--- START ---

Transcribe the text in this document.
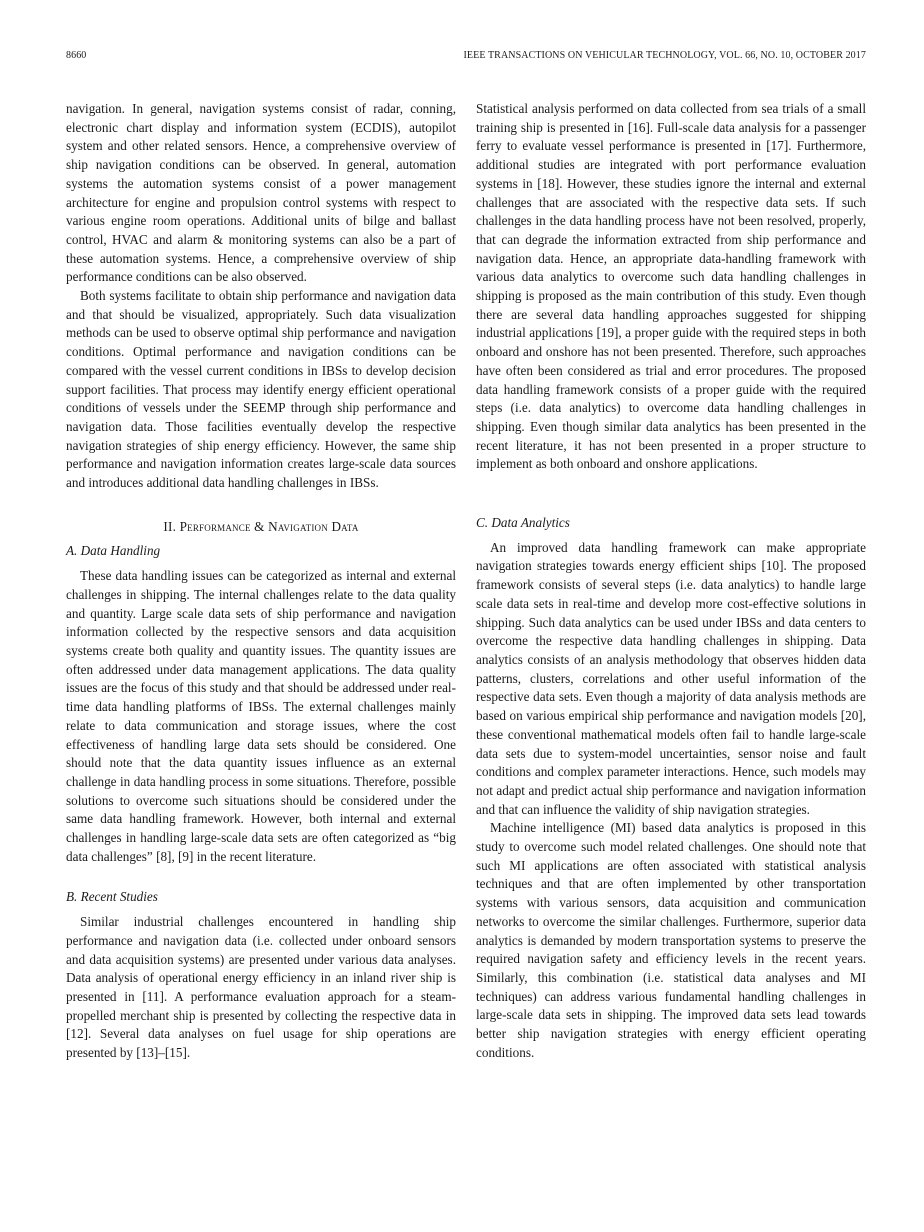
8660	IEEE TRANSACTIONS ON VEHICULAR TECHNOLOGY, VOL. 66, NO. 10, OCTOBER 2017

navigation. In general, navigation systems consist of radar, conning, electronic chart display and information system (ECDIS), autopilot system and other related sensors. Hence, a comprehensive overview of ship navigation conditions can be observed. In general, automation systems the automation systems consist of a power management architecture for engine and propulsion control systems with respect to various engine room operations. Additional units of bilge and ballast control, HVAC and alarm & monitoring systems can also be a part of these automation systems. Hence, a comprehensive overview of ship performance conditions can be also observed.

Both systems facilitate to obtain ship performance and navigation data and that should be visualized, appropriately. Such data visualization methods can be used to observe optimal ship performance and navigation conditions. Optimal performance and navigation conditions can be compared with the vessel current conditions in IBSs to develop decision support facilities. That process may identify energy efficient operational conditions of vessels under the SEEMP through ship performance and navigation data. Those facilities eventually develop the respective navigation strategies of ship energy efficiency. However, the same ship performance and navigation information creates large-scale data sources and introduces additional data handling challenges in IBSs.

II. Performance & Navigation Data
A. Data Handling

These data handling issues can be categorized as internal and external challenges in shipping. The internal challenges relate to the data quality and quantity. Large scale data sets of ship performance and navigation information collected by the respective sensors and data acquisition systems create both quality and quantity issues. The quantity issues are often addressed under data management applications. The data quality issues are the focus of this study and that should be addressed under real-time data handling platforms of IBSs. The external challenges mainly relate to data communication and storage issues, where the cost effectiveness of handling large data sets should be considered. One should note that the data quantity issues influence as an external challenge in data handling process in some situations. Therefore, possible solutions to overcome such situations should be considered under the same data handling framework. However, both internal and external challenges in handling large-scale data sets are often categorized as “big data challenges” [8], [9] in the recent literature.

B. Recent Studies

Similar industrial challenges encountered in handling ship performance and navigation data (i.e. collected under onboard sensors and data acquisition systems) are presented under various data analyses. Data analysis of operational energy efficiency in an inland river ship is presented in [11]. A performance evaluation approach for a steam-propelled merchant ship is presented by collecting the respective data in [12]. Several data analyses on fuel usage for ship operations are presented by [13]–[15].

Statistical analysis performed on data collected from sea trials of a small training ship is presented in [16]. Full-scale data analysis for a passenger ferry to evaluate vessel performance is presented in [17]. Furthermore, additional studies are integrated with port performance evaluation systems in [18]. However, these studies ignore the internal and external challenges that are associated with the respective data sets. If such challenges in the data handling process have not been resolved, properly, that can degrade the information extracted from ship performance and navigation data. Hence, an appropriate data-handling framework with various data analytics to overcome such data handling challenges in shipping is proposed as the main contribution of this study. Even though there are several data handling approaches suggested for shipping industrial applications [19], a proper guide with the required steps in both onboard and onshore has not been presented. Therefore, such approaches have often been considered as trial and error procedures. The proposed data handling framework consists of a proper guide with the required steps (i.e. data analytics) to overcome data handling challenges in shipping. Even though similar data analytics has been presented in the recent literature, it has not been presented in a proper structure to implement as both onboard and onshore applications.

C. Data Analytics

An improved data handling framework can make appropriate navigation strategies towards energy efficient ships [10]. The proposed framework consists of several steps (i.e. data analytics) to handle large scale data sets in real-time and develop more cost-effective solutions in shipping. Such data analytics can be used under IBSs and data centers to overcome the respective data handling challenges in shipping. Data analytics consists of an analysis methodology that observes hidden data patterns, clusters, correlations and other useful information of the respective data sets. Even though a majority of data analysis methods are based on various empirical ship performance and navigation models [20], these conventional mathematical models often fail to handle large-scale data sets due to system-model uncertainties, sensor noise and fault conditions and complex parameter interactions. Hence, such models may not adapt and predict actual ship performance and navigation information and that can influence the validity of ship navigation strategies.

Machine intelligence (MI) based data analytics is proposed in this study to overcome such model related challenges. One should note that such MI applications are often associated with statistical analysis techniques and that are often implemented by other transportation systems with various sensors, data acquisition and communication networks to overcome the similar challenges. Furthermore, superior data analytics is demanded by modern transportation systems to preserve the required navigation safety and efficiency levels in the recent years. Similarly, this combination (i.e. statistical data analyses and MI techniques) can address various fundamental handling challenges in large-scale data sets in shipping. The improved data sets lead towards better ship navigation strategies with energy efficient operating conditions.
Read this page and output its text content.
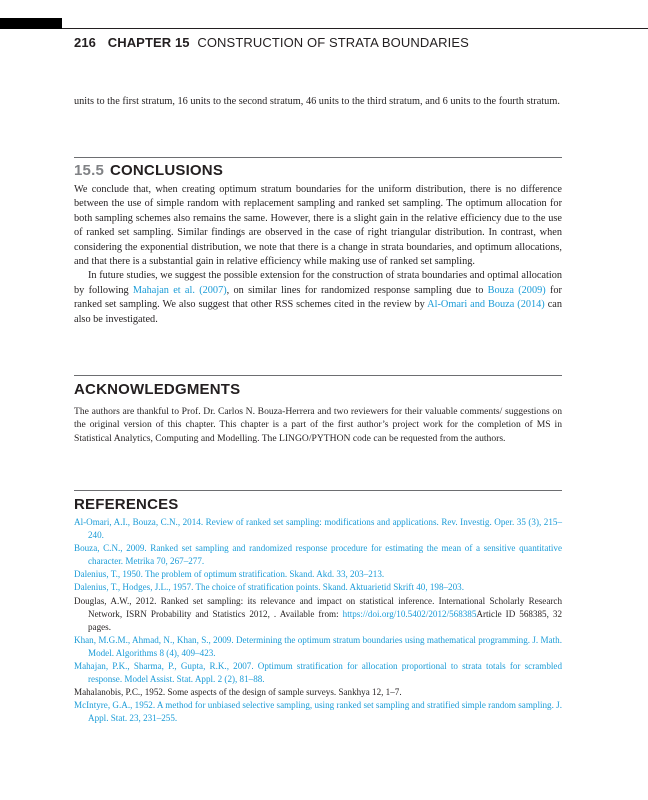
216 CHAPTER 15 CONSTRUCTION OF STRATA BOUNDARIES

units to the first stratum, 16 units to the second stratum, 46 units to the third stratum, and 6 units to the fourth stratum.

15.5 CONCLUSIONS

We conclude that, when creating optimum stratum boundaries for the uniform distribution, there is no difference between the use of simple random with replacement sampling and ranked set sampling. The optimum allocation for both sampling schemes also remains the same. However, there is a slight gain in the relative efficiency due to the use of ranked set sampling. Similar findings are observed in the case of right triangular distribution. In contrast, when considering the exponential distribution, we note that there is a change in strata boundaries, and optimum allocations, and that there is a substantial gain in relative efficiency while making use of ranked set sampling.

In future studies, we suggest the possible extension for the construction of strata boundaries and optimal allocation by following Mahajan et al. (2007), on similar lines for randomized response sampling due to Bouza (2009) for ranked set sampling. We also suggest that other RSS schemes cited in the review by Al-Omari and Bouza (2014) can also be investigated.

ACKNOWLEDGMENTS

The authors are thankful to Prof. Dr. Carlos N. Bouza-Herrera and two reviewers for their valuable comments/ suggestions on the original version of this chapter. This chapter is a part of the first author’s project work for the completion of MS in Statistical Analytics, Computing and Modelling. The LINGO/PYTHON code can be requested from the authors.

REFERENCES

Al-Omari, A.I., Bouza, C.N., 2014. Review of ranked set sampling: modifications and applications. Rev. Investig. Oper. 35 (3), 215–240.

Bouza, C.N., 2009. Ranked set sampling and randomized response procedure for estimating the mean of a sensitive quantitative character. Metrika 70, 267–277.

Dalenius, T., 1950. The problem of optimum stratification. Skand. Akd. 33, 203–213.

Dalenius, T., Hodges, J.L., 1957. The choice of stratification points. Skand. Aktuarietid Skrift 40, 198–203.

Douglas, A.W., 2012. Ranked set sampling: its relevance and impact on statistical inference. International Scholarly Research Network, ISRN Probability and Statistics 2012, . Available from: https://doi.org/10.5402/2012/568385Article ID 568385, 32 pages.

Khan, M.G.M., Ahmad, N., Khan, S., 2009. Determining the optimum stratum boundaries using mathematical programming. J. Math. Model. Algorithms 8 (4), 409–423.

Mahajan, P.K., Sharma, P., Gupta, R.K., 2007. Optimum stratification for allocation proportional to strata totals for scrambled response. Model Assist. Stat. Appl. 2 (2), 81–88.

Mahalanobis, P.C., 1952. Some aspects of the design of sample surveys. Sankhya 12, 1–7.

McIntyre, G.A., 1952. A method for unbiased selective sampling, using ranked set sampling and stratified simple random sampling. J. Appl. Stat. 23, 231–255.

--- END ---

→ To do
Leave out the pictures, and give all the records again exactly.

→ Written answer
Transcribe the text in this document.
8660	IEEE TRANSACTIONS ON VEHICULAR TECHNOLOGY, VOL. 66, NO. 10, OCTOBER 2017

navigation. In general, navigation systems consist of radar, conning, electronic chart display and information system (ECDIS), autopilot system and other related sensors. Hence, a comprehensive overview of ship navigation conditions can be observed. In general, automation systems the automation systems consist of a power management architecture for engine and propulsion control systems with respect to various engine room operations. Additional units of bilge and ballast control, HVAC and alarm & monitoring systems can also be a part of these automation systems. Hence, a comprehensive overview of ship performance conditions can be also observed.

Both systems facilitate to obtain ship performance and navigation data and that should be visualized, appropriately. Such data visualization methods can be used to observe optimal ship performance and navigation conditions. Optimal performance and navigation conditions can be compared with the vessel current conditions in IBSs to develop decision support facilities. That process may identify energy efficient operational conditions of vessels under the SEEMP through ship performance and navigation data. Those facilities eventually develop the respective navigation strategies of ship energy efficiency. However, the same ship performance and navigation information creates large-scale data sources and introduces additional data handling challenges in IBSs.

II. Performance & Navigation Data
A. Data Handling

These data handling issues can be categorized as internal and external challenges in shipping. The internal challenges relate to the data quality and quantity. Large scale data sets of ship performance and navigation information collected by the respective sensors and data acquisition systems create both quality and quantity issues. The quantity issues are often addressed under data management applications. The data quality issues are the focus of this study and that should be addressed under real-time data handling platforms of IBSs. The external challenges mainly relate to data communication and storage issues, where the cost effectiveness of handling large data sets should be considered. One should note that the data quantity issues influence as an external challenge in data handling process in some situations. Therefore, possible solutions to overcome such situations should be considered under the same data handling framework. However, both internal and external challenges in handling large-scale data sets are often categorized as “big data challenges” [8], [9] in the recent literature.

B. Recent Studies

Similar industrial challenges encountered in handling ship performance and navigation data (i.e. collected under onboard sensors and data acquisition systems) are presented under various data analyses. Data analysis of operational energy efficiency in an inland river ship is presented in [11]. A performance evaluation approach for a steam-propelled merchant ship is presented by collecting the respective data in [12]. Several data analyses on fuel usage for ship operations are presented by [13]–[15].

Statistical analysis performed on data collected from sea trials of a small training ship is presented in [16]. Full-scale data analysis for a passenger ferry to evaluate vessel performance is presented in [17]. Furthermore, additional studies are integrated with port performance evaluation systems in [18]. However, these studies ignore the internal and external challenges that are associated with the respective data sets. If such challenges in the data handling process have not been resolved, properly, that can degrade the information extracted from ship performance and navigation data. Hence, an appropriate data-handling framework with various data analytics to overcome such data handling challenges in shipping is proposed as the main contribution of this study. Even though there are several data handling approaches suggested for shipping industrial applications [19], a proper guide with the required steps in both onboard and onshore has not been presented. Therefore, such approaches have often been considered as trial and error procedures. The proposed data handling framework consists of a proper guide with the required steps (i.e. data analytics) to overcome data handling challenges in shipping. Even though similar data analytics has been presented in the recent literature, it has not been presented in a proper structure to implement as both onboard and onshore applications.

C. Data Analytics

An improved data handling framework can make appropriate navigation strategies towards energy efficient ships [10]. The proposed framework consists of several steps (i.e. data analytics) to handle large scale data sets in real-time and develop more cost-effective solutions in shipping. Such data analytics can be used under IBSs and data centers to overcome the respective data handling challenges in shipping. Data analytics consists of an analysis methodology that observes hidden data patterns, clusters, correlations and other useful information of the respective data sets. Even though a majority of data analysis methods are based on various empirical ship performance and navigation models [20], these conventional mathematical models often fail to handle large-scale data sets due to system-model uncertainties, sensor noise and fault conditions and complex parameter interactions. Hence, such models may not adapt and predict actual ship performance and navigation information and that can influence the validity of ship navigation strategies.

Machine intelligence (MI) based data analytics is proposed in this study to overcome such model related challenges. One should note that such MI applications are often associated with statistical analysis techniques and that are often implemented by other transportation systems with various sensors, data acquisition and communication networks to overcome the similar challenges. Furthermore, superior data analytics is demanded by modern transportation systems to preserve the required navigation safety and efficiency levels in the recent years. Similarly, this combination (i.e. statistical data analyses and MI techniques) can address various fundamental handling challenges in large-scale data sets in shipping. The improved data sets lead towards better ship navigation strategies with energy efficient operating conditions.
Read this page and output its text content.
216 CHAPTER 15 CONSTRUCTION OF STRATA BOUNDARIES

units to the first stratum, 16 units to the second stratum, 46 units to the third stratum, and 6 units to the fourth stratum.

15.5 CONCLUSIONS

We conclude that, when creating optimum stratum boundaries for the uniform distribution, there is no difference between the use of simple random with replacement sampling and ranked set sampling. The optimum allocation for both sampling schemes also remains the same. However, there is a slight gain in the relative efficiency due to the use of ranked set sampling. Similar findings are observed in the case of right triangular distribution. In contrast, when considering the exponential distribution, we note that there is a change in strata boundaries, and optimum allocations, and that there is a substantial gain in relative efficiency while making use of ranked set sampling.

In future studies, we suggest the possible extension for the construction of strata boundaries and optimal allocation by following Mahajan et al. (2007), on similar lines for randomized response sampling due to Bouza (2009) for ranked set sampling. We also suggest that other RSS schemes cited in the review by Al-Omari and Bouza (2014) can also be investigated.

ACKNOWLEDGMENTS

The authors are thankful to Prof. Dr. Carlos N. Bouza-Herrera and two reviewers for their valuable comments/ suggestions on the original version of this chapter. This chapter is a part of the first author’s project work for the completion of MS in Statistical Analytics, Computing and Modelling. The LINGO/PYTHON code can be requested from the authors.

REFERENCES

Al-Omari, A.I., Bouza, C.N., 2014. Review of ranked set sampling: modifications and applications. Rev. Investig. Oper. 35 (3), 215–240.

Bouza, C.N., 2009. Ranked set sampling and randomized response procedure for estimating the mean of a sensitive quantitative character. Metrika 70, 267–277.

Dalenius, T., 1950. The problem of optimum stratification. Skand. Akd. 33, 203–213.

Dalenius, T., Hodges, J.L., 1957. The choice of stratification points. Skand. Aktuarietid Skrift 40, 198–203.

Douglas, A.W., 2012. Ranked set sampling: its relevance and impact on statistical inference. International Scholarly Research Network, ISRN Probability and Statistics 2012, . Available from: https://doi.org/10.5402/2012/568385Article ID 568385, 32 pages.

Khan, M.G.M., Ahmad, N., Khan, S., 2009. Determining the optimum stratum boundaries using mathematical programming. J. Math. Model. Algorithms 8 (4), 409–423.

Mahajan, P.K., Sharma, P., Gupta, R.K., 2007. Optimum stratification for allocation proportional to strata totals for scrambled response. Model Assist. Stat. Appl. 2 (2), 81–88.

Mahalanobis, P.C., 1952. Some aspects of the design of sample surveys. Sankhya 12, 1–7.

McIntyre, G.A., 1952. A method for unbiased selective sampling, using ranked set sampling and stratified simple random sampling. J. Appl. Stat. 23, 231–255.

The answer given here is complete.